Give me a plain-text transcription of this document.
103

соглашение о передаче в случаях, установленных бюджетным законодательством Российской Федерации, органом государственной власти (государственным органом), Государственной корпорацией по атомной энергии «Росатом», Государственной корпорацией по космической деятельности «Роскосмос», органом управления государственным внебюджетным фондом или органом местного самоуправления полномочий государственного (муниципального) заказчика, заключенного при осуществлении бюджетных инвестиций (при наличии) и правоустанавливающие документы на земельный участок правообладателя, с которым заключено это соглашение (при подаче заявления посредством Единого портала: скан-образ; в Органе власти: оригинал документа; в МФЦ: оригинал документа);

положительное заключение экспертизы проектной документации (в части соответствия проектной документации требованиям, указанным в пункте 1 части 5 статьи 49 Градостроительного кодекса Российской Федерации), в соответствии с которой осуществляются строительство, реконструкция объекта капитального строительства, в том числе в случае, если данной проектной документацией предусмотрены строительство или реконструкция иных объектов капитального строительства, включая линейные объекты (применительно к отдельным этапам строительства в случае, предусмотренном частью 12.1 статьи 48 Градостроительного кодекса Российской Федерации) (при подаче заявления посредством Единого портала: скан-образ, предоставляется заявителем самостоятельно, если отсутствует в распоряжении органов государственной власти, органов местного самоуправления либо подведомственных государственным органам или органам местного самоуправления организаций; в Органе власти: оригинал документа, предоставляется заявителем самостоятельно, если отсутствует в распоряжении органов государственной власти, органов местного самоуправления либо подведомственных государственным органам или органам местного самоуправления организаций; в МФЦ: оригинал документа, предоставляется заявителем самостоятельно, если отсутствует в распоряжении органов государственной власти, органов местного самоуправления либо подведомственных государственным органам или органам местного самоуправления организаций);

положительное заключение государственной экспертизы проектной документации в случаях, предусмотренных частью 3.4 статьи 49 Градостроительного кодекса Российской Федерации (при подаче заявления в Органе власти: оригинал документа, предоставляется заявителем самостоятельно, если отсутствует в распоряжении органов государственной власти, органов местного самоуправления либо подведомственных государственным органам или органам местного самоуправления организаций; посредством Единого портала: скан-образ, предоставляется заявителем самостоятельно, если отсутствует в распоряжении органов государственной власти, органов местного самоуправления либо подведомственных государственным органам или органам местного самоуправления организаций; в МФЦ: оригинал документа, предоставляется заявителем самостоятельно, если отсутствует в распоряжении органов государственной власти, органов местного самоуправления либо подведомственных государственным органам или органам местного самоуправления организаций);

────────

Task goal:
The records above should all be quoted exactly, please.

The result:
Give me a plain-text transcription of this document.
103

соглашение о передаче в случаях, установленных бюджетным законодательством Российской Федерации, органом государственной власти (государственным органом), Государственной корпорацией по атомной энергии «Росатом», Государственной корпорацией по космической деятельности «Роскосмос», органом управления государственным внебюджетным фондом или органом местного самоуправления полномочий государственного (муниципального) заказчика, заключенного при осуществлении бюджетных инвестиций (при наличии) и правоустанавливающие документы на земельный участок правообладателя, с которым заключено это соглашение (при подаче заявления посредством Единого портала: скан-образ; в Органе власти: оригинал документа; в МФЦ: оригинал документа);

положительное заключение экспертизы проектной документации (в части соответствия проектной документации требованиям, указанным в пункте 1 части 5 статьи 49 Градостроительного кодекса Российской Федерации), в соответствии с которой осуществляются строительство, реконструкция объекта капитального строительства, в том числе в случае, если данной проектной документацией предусмотрены строительство или реконструкция иных объектов капитального строительства, включая линейные объекты (применительно к отдельным этапам строительства в случае, предусмотренном частью 12.1 статьи 48 Градостроительного кодекса Российской Федерации) (при подаче заявления посредством Единого портала: скан-образ, предоставляется заявителем самостоятельно, если отсутствует в распоряжении органов государственной власти, органов местного самоуправления либо подведомственных государственным органам или органам местного самоуправления организаций; в Органе власти: оригинал документа, предоставляется заявителем самостоятельно, если отсутствует в распоряжении органов государственной власти, органов местного самоуправления либо подведомственных государственным органам или органам местного самоуправления организаций; в МФЦ: оригинал документа, предоставляется заявителем самостоятельно, если отсутствует в распоряжении органов государственной власти, органов местного самоуправления либо подведомственных государственным органам или органам местного самоуправления организаций);

положительное заключение государственной экспертизы проектной документации в случаях, предусмотренных частью 3.4 статьи 49 Градостроительного кодекса Российской Федерации (при подаче заявления в Органе власти: оригинал документа, предоставляется заявителем самостоятельно, если отсутствует в распоряжении органов государственной власти, органов местного самоуправления либо подведомственных государственным органам или органам местного самоуправления организаций; посредством Единого портала: скан-образ, предоставляется заявителем самостоятельно, если отсутствует в распоряжении органов государственной власти, органов местного самоуправления либо подведомственных государственным органам или органам местного самоуправления организаций; в МФЦ: оригинал документа, предоставляется заявителем самостоятельно, если отсутствует в распоряжении органов государственной власти, органов местного самоуправления либо подведомственных государственным органам или органам местного самоуправления организаций);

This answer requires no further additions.